• Required work: Transcribe all of the material exactly.

• Record set:
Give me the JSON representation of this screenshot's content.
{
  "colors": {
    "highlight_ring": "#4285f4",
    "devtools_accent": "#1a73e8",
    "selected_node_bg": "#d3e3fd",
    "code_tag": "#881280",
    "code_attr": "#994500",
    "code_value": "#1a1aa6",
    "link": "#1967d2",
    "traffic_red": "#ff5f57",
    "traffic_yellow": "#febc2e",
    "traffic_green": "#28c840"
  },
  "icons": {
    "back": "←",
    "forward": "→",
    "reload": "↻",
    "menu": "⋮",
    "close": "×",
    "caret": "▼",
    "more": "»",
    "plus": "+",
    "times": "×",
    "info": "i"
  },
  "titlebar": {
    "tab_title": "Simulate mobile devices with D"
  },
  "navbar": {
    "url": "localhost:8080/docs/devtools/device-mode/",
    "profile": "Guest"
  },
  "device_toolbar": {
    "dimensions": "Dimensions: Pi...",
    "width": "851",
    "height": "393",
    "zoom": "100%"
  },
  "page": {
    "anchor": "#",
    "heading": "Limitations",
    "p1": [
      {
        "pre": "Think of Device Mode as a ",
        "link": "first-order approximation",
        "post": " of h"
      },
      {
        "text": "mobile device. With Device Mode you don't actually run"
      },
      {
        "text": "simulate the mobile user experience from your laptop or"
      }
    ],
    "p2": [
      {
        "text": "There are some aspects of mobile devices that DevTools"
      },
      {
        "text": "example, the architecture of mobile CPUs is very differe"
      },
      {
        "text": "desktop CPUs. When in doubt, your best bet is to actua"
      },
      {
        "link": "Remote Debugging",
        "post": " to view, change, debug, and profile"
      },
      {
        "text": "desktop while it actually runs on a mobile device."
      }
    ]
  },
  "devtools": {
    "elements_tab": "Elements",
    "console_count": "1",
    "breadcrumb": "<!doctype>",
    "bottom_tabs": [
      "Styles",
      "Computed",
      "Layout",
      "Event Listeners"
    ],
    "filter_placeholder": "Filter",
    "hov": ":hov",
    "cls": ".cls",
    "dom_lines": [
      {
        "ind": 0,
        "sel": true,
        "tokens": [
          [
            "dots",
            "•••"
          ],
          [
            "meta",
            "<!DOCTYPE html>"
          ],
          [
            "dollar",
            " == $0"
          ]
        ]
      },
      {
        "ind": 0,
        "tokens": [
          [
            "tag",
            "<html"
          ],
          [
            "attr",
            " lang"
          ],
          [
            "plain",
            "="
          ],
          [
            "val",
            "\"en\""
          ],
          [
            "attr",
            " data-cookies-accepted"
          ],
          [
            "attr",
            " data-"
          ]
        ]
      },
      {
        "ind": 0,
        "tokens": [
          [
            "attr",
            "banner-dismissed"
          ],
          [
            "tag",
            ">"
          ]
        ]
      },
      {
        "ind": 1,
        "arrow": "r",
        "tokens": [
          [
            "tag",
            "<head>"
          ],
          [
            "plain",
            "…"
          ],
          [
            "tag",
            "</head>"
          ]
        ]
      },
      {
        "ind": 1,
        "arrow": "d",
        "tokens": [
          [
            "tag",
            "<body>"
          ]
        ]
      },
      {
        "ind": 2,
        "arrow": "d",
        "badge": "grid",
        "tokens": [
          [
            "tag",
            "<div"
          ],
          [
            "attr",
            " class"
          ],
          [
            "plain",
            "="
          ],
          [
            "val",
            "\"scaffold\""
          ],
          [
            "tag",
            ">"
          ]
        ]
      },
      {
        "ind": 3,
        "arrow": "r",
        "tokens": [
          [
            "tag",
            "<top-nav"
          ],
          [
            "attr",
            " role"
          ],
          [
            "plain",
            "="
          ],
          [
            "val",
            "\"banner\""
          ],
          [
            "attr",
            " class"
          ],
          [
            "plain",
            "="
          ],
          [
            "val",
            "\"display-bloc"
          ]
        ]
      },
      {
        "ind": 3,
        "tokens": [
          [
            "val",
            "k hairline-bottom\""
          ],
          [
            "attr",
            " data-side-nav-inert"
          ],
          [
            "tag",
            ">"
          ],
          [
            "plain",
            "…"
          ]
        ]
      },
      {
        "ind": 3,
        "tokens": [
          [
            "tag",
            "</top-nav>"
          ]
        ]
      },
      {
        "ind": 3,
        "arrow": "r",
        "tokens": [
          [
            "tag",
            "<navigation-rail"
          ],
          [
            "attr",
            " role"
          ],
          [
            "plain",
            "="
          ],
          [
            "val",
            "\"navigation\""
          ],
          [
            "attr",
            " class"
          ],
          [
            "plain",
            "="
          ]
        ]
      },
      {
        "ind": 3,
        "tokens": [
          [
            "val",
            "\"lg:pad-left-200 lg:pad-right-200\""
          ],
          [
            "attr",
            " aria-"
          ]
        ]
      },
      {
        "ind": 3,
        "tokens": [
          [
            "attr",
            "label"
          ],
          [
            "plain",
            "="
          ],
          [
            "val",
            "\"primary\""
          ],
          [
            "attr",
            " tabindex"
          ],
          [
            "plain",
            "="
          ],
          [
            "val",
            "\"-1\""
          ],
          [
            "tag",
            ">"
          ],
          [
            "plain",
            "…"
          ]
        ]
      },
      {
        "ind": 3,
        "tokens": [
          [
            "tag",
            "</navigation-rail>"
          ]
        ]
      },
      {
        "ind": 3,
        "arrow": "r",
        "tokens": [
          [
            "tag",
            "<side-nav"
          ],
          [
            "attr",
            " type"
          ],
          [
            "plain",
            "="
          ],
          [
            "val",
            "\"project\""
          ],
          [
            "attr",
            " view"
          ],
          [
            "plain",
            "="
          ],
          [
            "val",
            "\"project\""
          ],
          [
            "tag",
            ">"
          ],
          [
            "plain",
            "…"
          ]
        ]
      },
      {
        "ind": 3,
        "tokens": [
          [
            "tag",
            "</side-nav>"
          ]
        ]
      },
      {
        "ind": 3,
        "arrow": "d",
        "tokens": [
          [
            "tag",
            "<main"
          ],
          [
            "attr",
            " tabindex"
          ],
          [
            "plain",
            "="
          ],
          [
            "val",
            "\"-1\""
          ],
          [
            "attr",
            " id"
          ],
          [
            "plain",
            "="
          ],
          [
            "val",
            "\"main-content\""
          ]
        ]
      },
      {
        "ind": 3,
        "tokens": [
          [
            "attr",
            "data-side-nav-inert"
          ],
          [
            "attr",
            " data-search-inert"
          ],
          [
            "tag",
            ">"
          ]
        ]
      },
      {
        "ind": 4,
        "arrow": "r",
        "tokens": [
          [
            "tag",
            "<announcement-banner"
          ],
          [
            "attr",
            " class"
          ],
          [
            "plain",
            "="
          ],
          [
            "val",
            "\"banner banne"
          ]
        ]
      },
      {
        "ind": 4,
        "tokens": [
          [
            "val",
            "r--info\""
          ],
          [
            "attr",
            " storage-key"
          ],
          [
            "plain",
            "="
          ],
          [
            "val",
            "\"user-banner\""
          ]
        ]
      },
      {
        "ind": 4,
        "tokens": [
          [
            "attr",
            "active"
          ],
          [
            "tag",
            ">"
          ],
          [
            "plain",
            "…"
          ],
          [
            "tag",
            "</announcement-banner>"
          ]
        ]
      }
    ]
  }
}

• Completed task:
Give me the JSON representation of this screenshot's content.
{
  "colors": {
    "highlight_ring": "#4285f4",
    "devtools_accent": "#1a73e8",
    "selected_node_bg": "#d3e3fd",
    "code_tag": "#881280",
    "code_attr": "#994500",
    "code_value": "#1a1aa6",
    "link": "#1967d2",
    "traffic_red": "#ff5f57",
    "traffic_yellow": "#febc2e",
    "traffic_green": "#28c840"
  },
  "icons": {
    "back": "←",
    "forward": "→",
    "reload": "↻",
    "menu": "⋮",
    "close": "×",
    "caret": "▼",
    "more": "»",
    "plus": "+",
    "times": "×",
    "info": "i"
  },
  "titlebar": {
    "tab_title": "Simulate mobile devices with D"
  },
  "navbar": {
    "url": "localhost:8080/docs/devtools/device-mode/",
    "profile": "Guest"
  },
  "device_toolbar": {
    "dimensions": "Dimensions: Pi...",
    "width": "851",
    "height": "393",
    "zoom": "100%"
  },
  "page": {
    "anchor": "#",
    "heading": "Limitations",
    "p1": [
      {
        "pre": "Think of Device Mode as a ",
        "link": "first-order approximation",
        "post": " of h"
      },
      {
        "text": "mobile device. With Device Mode you don't actually run"
      },
      {
        "text": "simulate the mobile user experience from your laptop or"
      }
    ],
    "p2": [
      {
        "text": "There are some aspects of mobile devices that DevTools"
      },
      {
        "text": "example, the architecture of mobile CPUs is very differe"
      },
      {
        "text": "desktop CPUs. When in doubt, your best bet is to actua"
      },
      {
        "link": "Remote Debugging",
        "post": " to view, change, debug, and profile"
      },
      {
        "text": "desktop while it actually runs on a mobile device."
      }
    ]
  },
  "devtools": {
    "elements_tab": "Elements",
    "console_count": "1",
    "breadcrumb": "<!doctype>",
    "bottom_tabs": [
      "Styles",
      "Computed",
      "Layout",
      "Event Listeners"
    ],
    "filter_placeholder": "Filter",
    "hov": ":hov",
    "cls": ".cls",
    "dom_lines": [
      {
        "ind": 0,
        "sel": true,
        "tokens": [
          [
            "dots",
            "•••"
          ],
          [
            "meta",
            "<!DOCTYPE html>"
          ],
          [
            "dollar",
            " == $0"
          ]
        ]
      },
      {
        "ind": 0,
        "tokens": [
          [
            "tag",
            "<html"
          ],
          [
            "attr",
            " lang"
          ],
          [
            "plain",
            "="
          ],
          [
            "val",
            "\"en\""
          ],
          [
            "attr",
            " data-cookies-accepted"
          ],
          [
            "attr",
            " data-"
          ]
        ]
      },
      {
        "ind": 0,
        "tokens": [
          [
            "attr",
            "banner-dismissed"
          ],
          [
            "tag",
            ">"
          ]
        ]
      },
      {
        "ind": 1,
        "arrow": "r",
        "tokens": [
          [
            "tag",
            "<head>"
          ],
          [
            "plain",
            "…"
          ],
          [
            "tag",
            "</head>"
          ]
        ]
      },
      {
        "ind": 1,
        "arrow": "d",
        "tokens": [
          [
            "tag",
            "<body>"
          ]
        ]
      },
      {
        "ind": 2,
        "arrow": "d",
        "badge": "grid",
        "tokens": [
          [
            "tag",
            "<div"
          ],
          [
            "attr",
            " class"
          ],
          [
            "plain",
            "="
          ],
          [
            "val",
            "\"scaffold\""
          ],
          [
            "tag",
            ">"
          ]
        ]
      },
      {
        "ind": 3,
        "arrow": "r",
        "tokens": [
          [
            "tag",
            "<top-nav"
          ],
          [
            "attr",
            " role"
          ],
          [
            "plain",
            "="
          ],
          [
            "val",
            "\"banner\""
          ],
          [
            "attr",
            " class"
          ],
          [
            "plain",
            "="
          ],
          [
            "val",
            "\"display-bloc"
          ]
        ]
      },
      {
        "ind": 3,
        "tokens": [
          [
            "val",
            "k hairline-bottom\""
          ],
          [
            "attr",
            " data-side-nav-inert"
          ],
          [
            "tag",
            ">"
          ],
          [
            "plain",
            "…"
          ]
        ]
      },
      {
        "ind": 3,
        "tokens": [
          [
            "tag",
            "</top-nav>"
          ]
        ]
      },
      {
        "ind": 3,
        "arrow": "r",
        "tokens": [
          [
            "tag",
            "<navigation-rail"
          ],
          [
            "attr",
            " role"
          ],
          [
            "plain",
            "="
          ],
          [
            "val",
            "\"navigation\""
          ],
          [
            "attr",
            " class"
          ],
          [
            "plain",
            "="
          ]
        ]
      },
      {
        "ind": 3,
        "tokens": [
          [
            "val",
            "\"lg:pad-left-200 lg:pad-right-200\""
          ],
          [
            "attr",
            " aria-"
          ]
        ]
      },
      {
        "ind": 3,
        "tokens": [
          [
            "attr",
            "label"
          ],
          [
            "plain",
            "="
          ],
          [
            "val",
            "\"primary\""
          ],
          [
            "attr",
            " tabindex"
          ],
          [
            "plain",
            "="
          ],
          [
            "val",
            "\"-1\""
          ],
          [
            "tag",
            ">"
          ],
          [
            "plain",
            "…"
          ]
        ]
      },
      {
        "ind": 3,
        "tokens": [
          [
            "tag",
            "</navigation-rail>"
          ]
        ]
      },
      {
        "ind": 3,
        "arrow": "r",
        "tokens": [
          [
            "tag",
            "<side-nav"
          ],
          [
            "attr",
            " type"
          ],
          [
            "plain",
            "="
          ],
          [
            "val",
            "\"project\""
          ],
          [
            "attr",
            " view"
          ],
          [
            "plain",
            "="
          ],
          [
            "val",
            "\"project\""
          ],
          [
            "tag",
            ">"
          ],
          [
            "plain",
            "…"
          ]
        ]
      },
      {
        "ind": 3,
        "tokens": [
          [
            "tag",
            "</side-nav>"
          ]
        ]
      },
      {
        "ind": 3,
        "arrow": "d",
        "tokens": [
          [
            "tag",
            "<main"
          ],
          [
            "attr",
            " tabindex"
          ],
          [
            "plain",
            "="
          ],
          [
            "val",
            "\"-1\""
          ],
          [
            "attr",
            " id"
          ],
          [
            "plain",
            "="
          ],
          [
            "val",
            "\"main-content\""
          ]
        ]
      },
      {
        "ind": 3,
        "tokens": [
          [
            "attr",
            "data-side-nav-inert"
          ],
          [
            "attr",
            " data-search-inert"
          ],
          [
            "tag",
            ">"
          ]
        ]
      },
      {
        "ind": 4,
        "arrow": "r",
        "tokens": [
          [
            "tag",
            "<announcement-banner"
          ],
          [
            "attr",
            " class"
          ],
          [
            "plain",
            "="
          ],
          [
            "val",
            "\"banner banne"
          ]
        ]
      },
      {
        "ind": 4,
        "tokens": [
          [
            "val",
            "r--info\""
          ],
          [
            "attr",
            " storage-key"
          ],
          [
            "plain",
            "="
          ],
          [
            "val",
            "\"user-banner\""
          ]
        ]
      },
      {
        "ind": 4,
        "tokens": [
          [
            "attr",
            "active"
          ],
          [
            "tag",
            ">"
          ],
          [
            "plain",
            "…"
          ],
          [
            "tag",
            "</announcement-banner>"
          ]
        ]
      }
    ]
  }
}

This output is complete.